* start Passage provided *

Although Richard Wright's Native Son has most often been associated
with the proletarian novel of the 1930s, Kelley makes a convincing case
that surrealism was also a strong influence on the African-American
author and CP'er. He notes that Wright discusses the importance of
surrealism in his unpublished "Memories of My Grandmother," especially
as an aid to understanding African American folk culture. He found the
blues structure to be analogous to the surrealist's use of the
"exquisite corpse," a term that captures the mystery of the chance
encounter or what Breton called "objective chance."
(Trotsky was never comfortable with this aspect of surrealist thought
and told Breton, "Comrade Breton, your interest in phenomena of
objective chance does not appear clear to me. Yes, I know well that
Engels referred to this notion, but I ask myself if, in your case, it
isn't something else. I am not sure you aren't interested in keeping
open [his hands described a little space in the air] a little window on
the beyond."
For Kelley, the connections between surrealism and black culture revolve
essentially around the imperative to reject Western Civilization,
especially those aspects which lead to the annihilation of precapitalist
society and beliefs either through forced cultural assimilation or
through the open use of weapons of mass destruction, like the poison gas
the Spanish government used against the Rif rebels in Morocco in the
1920s. Kelley writes:
>>Wright's engagement with surrealism seems to parallel that of many
other Black intellectuals. They have found in surrealism confirmation of
what they already know — for them it is more an act of recognition rather
than a revolutionary discovery. Ted Joans wrote Breton that he "chose"
surrealism because he recognized its fundamental ideas and camaraderie
in jazz. Wifredo Lam said he was drawn to surrealism because he already
knew the power of the unconscious having grown up in the Africanized
spirit world of Santeria. Aime Cesaire insists it was surrealism that
brought him back to African culture. In a 1967 interview he explained,
"Surrealism provided me with what I had been confusedly searching for. I
have accepted it joyfully because in it I have found more of a
confirmation than a revelation." Surrealism, he explained, helped him to
summon up powerful unconscious forces. "This, for me, was a call to
Africa. I said to myself: it's true that superficially we are French, we
bear the marks of French customs; we have been branded by Cartesian
philosophy, by French rhetoric; but if we break with all that, if we
plumb the depths, then what we will find is fundamentally Black."
Since the Chicago Surrealist Group had such a strong orientation to
black culture, helped no doubt by the Black Nationalist explosion of the
1960s, it should come as no surprise that their work overlapped to a
considerable degree with the work of scholars associated with Race
Traitor, especially David Roediger who not only writes important
scholarly examinations of the problem of racism in the working class
like "The Wages of Whiteness" but who has contributed frequently to
various journals in his capacity as a committed surrealist.

* end Passage provided *
* start Extracted records *

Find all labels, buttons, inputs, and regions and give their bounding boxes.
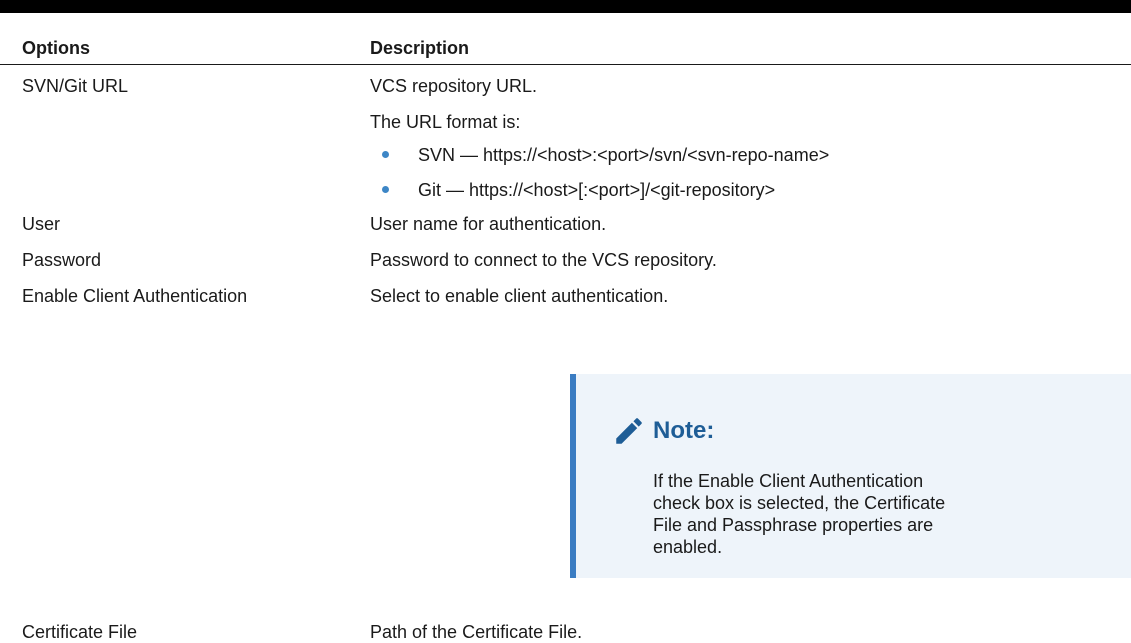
note-box: Note: If the Enable Client Authenticatio… [570, 374, 1131, 578]
option-name: Certificate File [22, 622, 138, 642]
option-description: Select to enable client authentication. [370, 286, 669, 306]
note-title: Note: [653, 417, 715, 444]
option-name: SVN/Git URL [22, 76, 129, 96]
option-description: VCS repository URL. [370, 76, 538, 96]
bullet-icon [382, 151, 389, 158]
option-description: Password to connect to the VCS repositor… [370, 250, 717, 270]
bullet-icon [382, 186, 389, 193]
header-description: Description [370, 38, 470, 58]
header-options: Options [22, 38, 90, 58]
option-name: User [22, 214, 61, 234]
top-rule [0, 0, 1131, 13]
option-description: Path of the Certificate File. [370, 622, 583, 642]
option-name: Password [22, 250, 102, 270]
option-name: Enable Client Authentication [22, 286, 248, 306]
bullet-text: Git — https://<host>[:<port>]/<git-repos… [418, 180, 776, 200]
url-format-label: The URL format is: [370, 112, 521, 132]
pencil-icon [616, 418, 642, 444]
note-body: If the Enable Client Authentication chec… [653, 471, 946, 557]
table-header-row: Options Description [0, 13, 1131, 65]
option-description: User name for authentication. [370, 214, 607, 234]
bullet-text: SVN — https://<host>:<port>/svn/<svn-rep… [418, 145, 830, 165]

* end Extracted records *

* [What is required]
In the passage on surrealism and Black culture, the block quote from Kelley names several Black intellectuals, other than Wright, who were drawn to surrealism. List them.

* [Response for this exercise]
Ted Joans
Wifredo Lam
Aime Cesaire